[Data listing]
.....

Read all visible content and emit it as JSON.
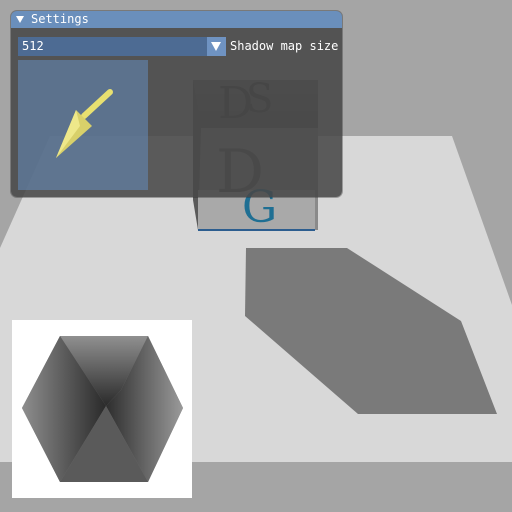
{
  "settings_window": {
    "title": "Settings",
    "shadow_map_size": {
      "value": "512",
      "label": "Shadow map size"
    }
  },
  "scene": {
    "cube_face_letters": [
      "S",
      "D",
      "D",
      "G",
      "G"
    ]
  },
  "colors": {
    "accent": "#6a8fbc",
    "combo_bg": "#4d6b93",
    "ground": "#d8d8d8",
    "shadow": "#7a7a7a",
    "light_arrow": "#e8e070"
  },
  "icons": {
    "collapse": "triangle-down-icon",
    "dropdown": "chevron-down-icon",
    "light_direction": "arrow-icon"
  }
}
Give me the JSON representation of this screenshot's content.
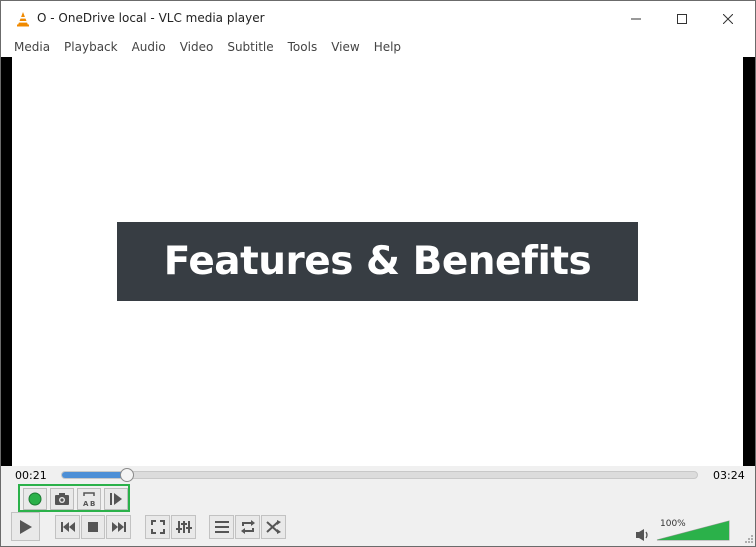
{
  "window": {
    "title": "O - OneDrive local - VLC media player",
    "icons": {
      "app": "vlc-cone-icon",
      "minimize": "minimize-icon",
      "maximize": "maximize-icon",
      "close": "close-icon"
    }
  },
  "menubar": {
    "items": [
      "Media",
      "Playback",
      "Audio",
      "Video",
      "Subtitle",
      "Tools",
      "View",
      "Help"
    ]
  },
  "video": {
    "banner_text": "Features & Benefits",
    "banner_color": "#373d43"
  },
  "seek": {
    "elapsed": "00:21",
    "total": "03:24",
    "progress": 0.103,
    "fill_color": "#4d8fd6"
  },
  "advanced_controls": {
    "highlight_color": "#2bb14a",
    "buttons": [
      "record-icon",
      "snapshot-icon",
      "ab-loop-icon",
      "frame-by-frame-icon"
    ]
  },
  "controls": {
    "buttons": [
      "play-icon",
      "previous-icon",
      "stop-icon",
      "next-icon",
      "fullscreen-icon",
      "extended-settings-icon",
      "playlist-icon",
      "loop-icon",
      "shuffle-icon"
    ]
  },
  "volume": {
    "label": "100%",
    "level": 1.0,
    "color": "#2bb14a"
  }
}
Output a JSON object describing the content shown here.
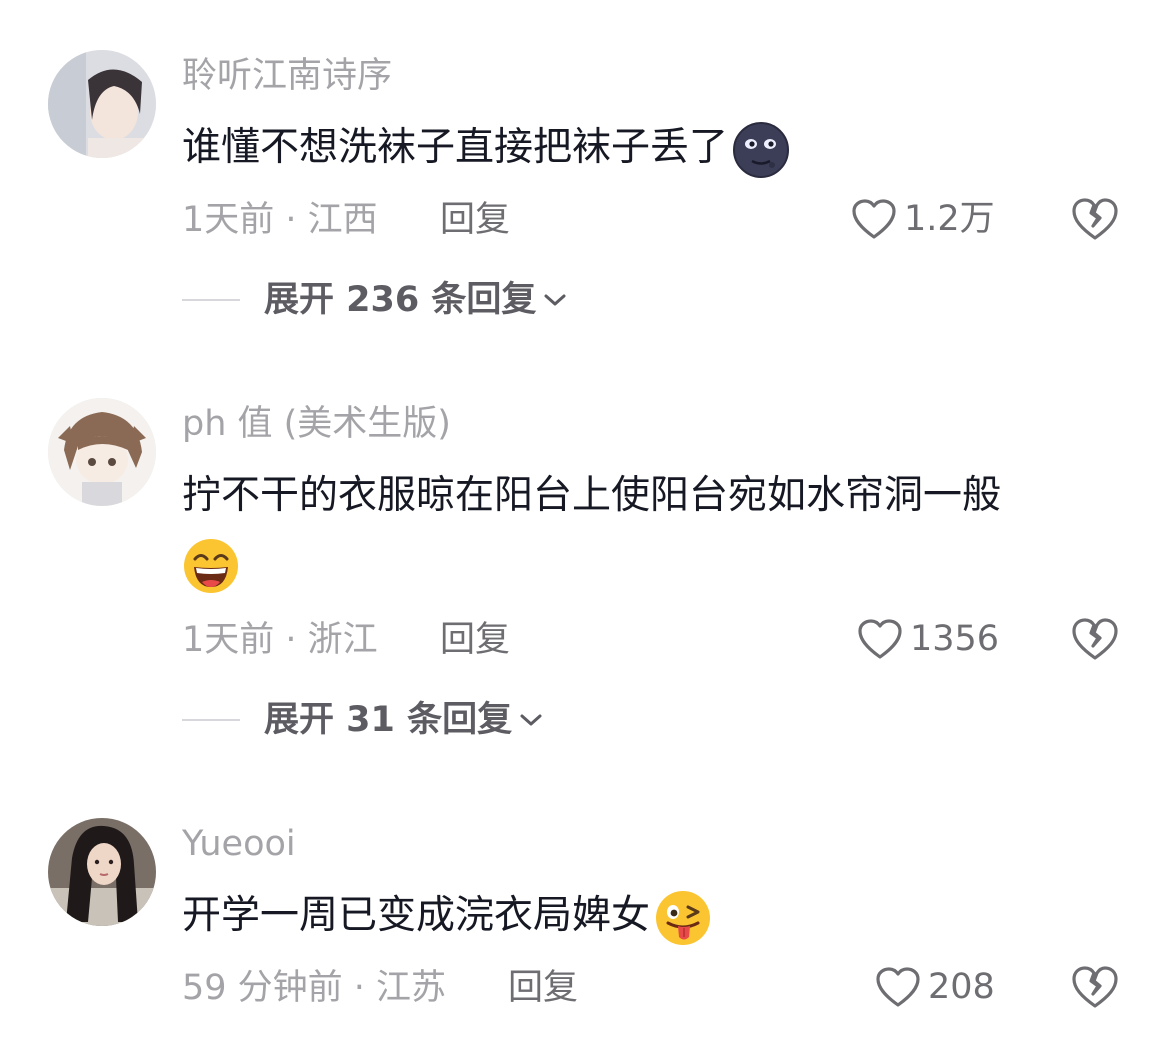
{
  "comments": [
    {
      "username": "聆听江南诗序",
      "text_lines": [
        "谁懂不想洗袜子直接把袜子丢了"
      ],
      "emoji": "new-moon-face-emoji",
      "meta": "1天前 · 江西",
      "reply_label": "回复",
      "likes": "1.2万",
      "expand_label": "展开 236 条回复"
    },
    {
      "username": "ph 值 (美术生版)",
      "text_lines": [
        "拧不干的衣服晾在阳台上使阳台宛如水帘洞一般",
        ""
      ],
      "emoji": "grinning-squinting-face-emoji",
      "meta": "1天前 · 浙江",
      "reply_label": "回复",
      "likes": "1356",
      "expand_label": "展开 31 条回复"
    },
    {
      "username": "Yueooi",
      "text_lines": [
        "开学一周已变成浣衣局婢女"
      ],
      "emoji": "winking-face-with-tongue-emoji",
      "meta": "59 分钟前 · 江苏",
      "reply_label": "回复",
      "likes": "208"
    }
  ],
  "colors": {
    "username": "#a4a4a8",
    "text": "#161823",
    "meta": "#a4a4a8",
    "action": "#6e6e72",
    "expand": "#5c5c62"
  },
  "icons": {
    "like": "heart-outline-icon",
    "dislike": "broken-heart-outline-icon",
    "expand": "chevron-down-icon"
  }
}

.....

[What to do] Examine the records and report how many lines contain the string "outline". Only the number should be given.

[Exercise response] 2